## Saved entries
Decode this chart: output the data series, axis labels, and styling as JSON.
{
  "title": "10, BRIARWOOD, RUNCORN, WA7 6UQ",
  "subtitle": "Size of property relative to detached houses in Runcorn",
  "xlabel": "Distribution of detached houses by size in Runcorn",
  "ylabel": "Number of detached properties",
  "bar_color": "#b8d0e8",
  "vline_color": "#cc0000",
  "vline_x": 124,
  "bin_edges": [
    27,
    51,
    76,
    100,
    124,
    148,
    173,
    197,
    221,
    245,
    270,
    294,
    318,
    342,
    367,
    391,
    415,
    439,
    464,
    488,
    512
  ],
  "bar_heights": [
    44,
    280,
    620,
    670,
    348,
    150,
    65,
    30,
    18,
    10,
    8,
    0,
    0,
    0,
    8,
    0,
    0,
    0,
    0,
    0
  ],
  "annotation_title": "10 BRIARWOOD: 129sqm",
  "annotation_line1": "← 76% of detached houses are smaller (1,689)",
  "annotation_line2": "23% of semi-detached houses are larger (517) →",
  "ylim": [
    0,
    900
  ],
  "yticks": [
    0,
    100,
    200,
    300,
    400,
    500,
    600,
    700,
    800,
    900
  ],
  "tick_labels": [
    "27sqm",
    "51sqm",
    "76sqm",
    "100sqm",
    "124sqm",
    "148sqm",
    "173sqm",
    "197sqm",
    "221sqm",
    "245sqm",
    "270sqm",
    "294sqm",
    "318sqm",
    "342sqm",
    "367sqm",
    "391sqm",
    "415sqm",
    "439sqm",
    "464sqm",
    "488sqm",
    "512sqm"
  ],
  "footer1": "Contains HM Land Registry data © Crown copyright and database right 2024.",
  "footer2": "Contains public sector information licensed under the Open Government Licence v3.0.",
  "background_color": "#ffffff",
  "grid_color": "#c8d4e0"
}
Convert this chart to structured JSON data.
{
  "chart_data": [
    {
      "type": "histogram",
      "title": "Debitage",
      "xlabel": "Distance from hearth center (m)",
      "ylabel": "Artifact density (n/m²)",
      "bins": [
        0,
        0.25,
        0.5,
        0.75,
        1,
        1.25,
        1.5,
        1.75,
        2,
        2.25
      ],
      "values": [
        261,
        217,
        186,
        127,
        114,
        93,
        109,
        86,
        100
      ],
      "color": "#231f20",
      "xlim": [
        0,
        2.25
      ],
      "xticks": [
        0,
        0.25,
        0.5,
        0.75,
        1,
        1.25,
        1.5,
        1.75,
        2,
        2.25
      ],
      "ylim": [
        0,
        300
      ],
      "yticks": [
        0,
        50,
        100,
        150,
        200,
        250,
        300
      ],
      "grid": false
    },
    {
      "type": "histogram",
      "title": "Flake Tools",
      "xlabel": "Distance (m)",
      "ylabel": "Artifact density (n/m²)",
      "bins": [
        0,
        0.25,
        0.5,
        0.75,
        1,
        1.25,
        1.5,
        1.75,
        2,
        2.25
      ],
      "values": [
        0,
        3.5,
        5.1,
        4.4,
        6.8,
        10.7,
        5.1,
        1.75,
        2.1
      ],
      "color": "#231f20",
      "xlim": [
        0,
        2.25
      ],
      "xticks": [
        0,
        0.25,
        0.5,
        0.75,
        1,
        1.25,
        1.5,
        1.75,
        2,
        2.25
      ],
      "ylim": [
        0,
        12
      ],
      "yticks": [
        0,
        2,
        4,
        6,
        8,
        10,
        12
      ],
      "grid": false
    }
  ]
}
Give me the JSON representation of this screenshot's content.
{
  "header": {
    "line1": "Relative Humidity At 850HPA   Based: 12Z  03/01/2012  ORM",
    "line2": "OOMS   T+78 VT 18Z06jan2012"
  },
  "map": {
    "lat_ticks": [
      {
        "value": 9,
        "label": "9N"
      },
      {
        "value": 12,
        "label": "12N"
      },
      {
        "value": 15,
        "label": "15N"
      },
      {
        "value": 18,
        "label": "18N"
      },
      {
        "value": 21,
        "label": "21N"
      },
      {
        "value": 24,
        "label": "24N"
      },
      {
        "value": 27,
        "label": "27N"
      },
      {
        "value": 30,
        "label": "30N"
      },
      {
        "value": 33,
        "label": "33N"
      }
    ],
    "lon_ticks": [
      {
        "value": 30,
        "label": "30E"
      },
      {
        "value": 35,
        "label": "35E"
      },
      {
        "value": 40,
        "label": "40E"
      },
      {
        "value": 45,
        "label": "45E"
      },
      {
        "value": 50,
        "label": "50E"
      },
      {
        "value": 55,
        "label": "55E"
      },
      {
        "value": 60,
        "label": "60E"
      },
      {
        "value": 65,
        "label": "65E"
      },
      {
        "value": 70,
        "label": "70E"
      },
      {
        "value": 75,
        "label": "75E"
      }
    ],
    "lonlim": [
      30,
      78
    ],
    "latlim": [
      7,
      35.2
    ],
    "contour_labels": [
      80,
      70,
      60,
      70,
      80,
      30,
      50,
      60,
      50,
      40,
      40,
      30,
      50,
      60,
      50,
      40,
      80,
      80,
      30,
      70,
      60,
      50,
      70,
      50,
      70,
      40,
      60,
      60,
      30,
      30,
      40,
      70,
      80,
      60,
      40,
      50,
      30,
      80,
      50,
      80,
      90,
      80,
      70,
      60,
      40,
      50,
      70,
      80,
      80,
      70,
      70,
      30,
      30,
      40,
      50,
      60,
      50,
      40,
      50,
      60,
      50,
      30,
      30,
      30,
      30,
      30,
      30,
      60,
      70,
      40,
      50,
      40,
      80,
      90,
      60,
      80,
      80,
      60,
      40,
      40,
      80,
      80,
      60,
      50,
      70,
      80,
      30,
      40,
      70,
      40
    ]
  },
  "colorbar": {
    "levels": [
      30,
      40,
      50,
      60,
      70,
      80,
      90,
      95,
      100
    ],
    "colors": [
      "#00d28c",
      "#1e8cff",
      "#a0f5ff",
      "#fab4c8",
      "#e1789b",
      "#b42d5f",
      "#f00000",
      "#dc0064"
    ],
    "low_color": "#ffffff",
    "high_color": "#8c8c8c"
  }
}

## JOB
Exactly reproduce all of the entries above.

## SOLUTION FOR THIS PROBLEM
Decode this chart: output the data series, axis labels, and styling as JSON.
{
  "title": "10, BRIARWOOD, RUNCORN, WA7 6UQ",
  "subtitle": "Size of property relative to detached houses in Runcorn",
  "xlabel": "Distribution of detached houses by size in Runcorn",
  "ylabel": "Number of detached properties",
  "bar_color": "#b8d0e8",
  "vline_color": "#cc0000",
  "vline_x": 124,
  "bin_edges": [
    27,
    51,
    76,
    100,
    124,
    148,
    173,
    197,
    221,
    245,
    270,
    294,
    318,
    342,
    367,
    391,
    415,
    439,
    464,
    488,
    512
  ],
  "bar_heights": [
    44,
    280,
    620,
    670,
    348,
    150,
    65,
    30,
    18,
    10,
    8,
    0,
    0,
    0,
    8,
    0,
    0,
    0,
    0,
    0
  ],
  "annotation_title": "10 BRIARWOOD: 129sqm",
  "annotation_line1": "← 76% of detached houses are smaller (1,689)",
  "annotation_line2": "23% of semi-detached houses are larger (517) →",
  "ylim": [
    0,
    900
  ],
  "yticks": [
    0,
    100,
    200,
    300,
    400,
    500,
    600,
    700,
    800,
    900
  ],
  "tick_labels": [
    "27sqm",
    "51sqm",
    "76sqm",
    "100sqm",
    "124sqm",
    "148sqm",
    "173sqm",
    "197sqm",
    "221sqm",
    "245sqm",
    "270sqm",
    "294sqm",
    "318sqm",
    "342sqm",
    "367sqm",
    "391sqm",
    "415sqm",
    "439sqm",
    "464sqm",
    "488sqm",
    "512sqm"
  ],
  "footer1": "Contains HM Land Registry data © Crown copyright and database right 2024.",
  "footer2": "Contains public sector information licensed under the Open Government Licence v3.0.",
  "background_color": "#ffffff",
  "grid_color": "#c8d4e0"
}
Convert this chart to structured JSON data.
{
  "chart_data": [
    {
      "type": "histogram",
      "title": "Debitage",
      "xlabel": "Distance from hearth center (m)",
      "ylabel": "Artifact density (n/m²)",
      "bins": [
        0,
        0.25,
        0.5,
        0.75,
        1,
        1.25,
        1.5,
        1.75,
        2,
        2.25
      ],
      "values": [
        261,
        217,
        186,
        127,
        114,
        93,
        109,
        86,
        100
      ],
      "color": "#231f20",
      "xlim": [
        0,
        2.25
      ],
      "xticks": [
        0,
        0.25,
        0.5,
        0.75,
        1,
        1.25,
        1.5,
        1.75,
        2,
        2.25
      ],
      "ylim": [
        0,
        300
      ],
      "yticks": [
        0,
        50,
        100,
        150,
        200,
        250,
        300
      ],
      "grid": false
    },
    {
      "type": "histogram",
      "title": "Flake Tools",
      "xlabel": "Distance (m)",
      "ylabel": "Artifact density (n/m²)",
      "bins": [
        0,
        0.25,
        0.5,
        0.75,
        1,
        1.25,
        1.5,
        1.75,
        2,
        2.25
      ],
      "values": [
        0,
        3.5,
        5.1,
        4.4,
        6.8,
        10.7,
        5.1,
        1.75,
        2.1
      ],
      "color": "#231f20",
      "xlim": [
        0,
        2.25
      ],
      "xticks": [
        0,
        0.25,
        0.5,
        0.75,
        1,
        1.25,
        1.5,
        1.75,
        2,
        2.25
      ],
      "ylim": [
        0,
        12
      ],
      "yticks": [
        0,
        2,
        4,
        6,
        8,
        10,
        12
      ],
      "grid": false
    }
  ]
}
Give me the JSON representation of this screenshot's content.
{
  "header": {
    "line1": "Relative Humidity At 850HPA   Based: 12Z  03/01/2012  ORM",
    "line2": "OOMS   T+78 VT 18Z06jan2012"
  },
  "map": {
    "lat_ticks": [
      {
        "value": 9,
        "label": "9N"
      },
      {
        "value": 12,
        "label": "12N"
      },
      {
        "value": 15,
        "label": "15N"
      },
      {
        "value": 18,
        "label": "18N"
      },
      {
        "value": 21,
        "label": "21N"
      },
      {
        "value": 24,
        "label": "24N"
      },
      {
        "value": 27,
        "label": "27N"
      },
      {
        "value": 30,
        "label": "30N"
      },
      {
        "value": 33,
        "label": "33N"
      }
    ],
    "lon_ticks": [
      {
        "value": 30,
        "label": "30E"
      },
      {
        "value": 35,
        "label": "35E"
      },
      {
        "value": 40,
        "label": "40E"
      },
      {
        "value": 45,
        "label": "45E"
      },
      {
        "value": 50,
        "label": "50E"
      },
      {
        "value": 55,
        "label": "55E"
      },
      {
        "value": 60,
        "label": "60E"
      },
      {
        "value": 65,
        "label": "65E"
      },
      {
        "value": 70,
        "label": "70E"
      },
      {
        "value": 75,
        "label": "75E"
      }
    ],
    "lonlim": [
      30,
      78
    ],
    "latlim": [
      7,
      35.2
    ],
    "contour_labels": [
      80,
      70,
      60,
      70,
      80,
      30,
      50,
      60,
      50,
      40,
      40,
      30,
      50,
      60,
      50,
      40,
      80,
      80,
      30,
      70,
      60,
      50,
      70,
      50,
      70,
      40,
      60,
      60,
      30,
      30,
      40,
      70,
      80,
      60,
      40,
      50,
      30,
      80,
      50,
      80,
      90,
      80,
      70,
      60,
      40,
      50,
      70,
      80,
      80,
      70,
      70,
      30,
      30,
      40,
      50,
      60,
      50,
      40,
      50,
      60,
      50,
      30,
      30,
      30,
      30,
      30,
      30,
      60,
      70,
      40,
      50,
      40,
      80,
      90,
      60,
      80,
      80,
      60,
      40,
      40,
      80,
      80,
      60,
      50,
      70,
      80,
      30,
      40,
      70,
      40
    ]
  },
  "colorbar": {
    "levels": [
      30,
      40,
      50,
      60,
      70,
      80,
      90,
      95,
      100
    ],
    "colors": [
      "#00d28c",
      "#1e8cff",
      "#a0f5ff",
      "#fab4c8",
      "#e1789b",
      "#b42d5f",
      "#f00000",
      "#dc0064"
    ],
    "low_color": "#ffffff",
    "high_color": "#8c8c8c"
  }
}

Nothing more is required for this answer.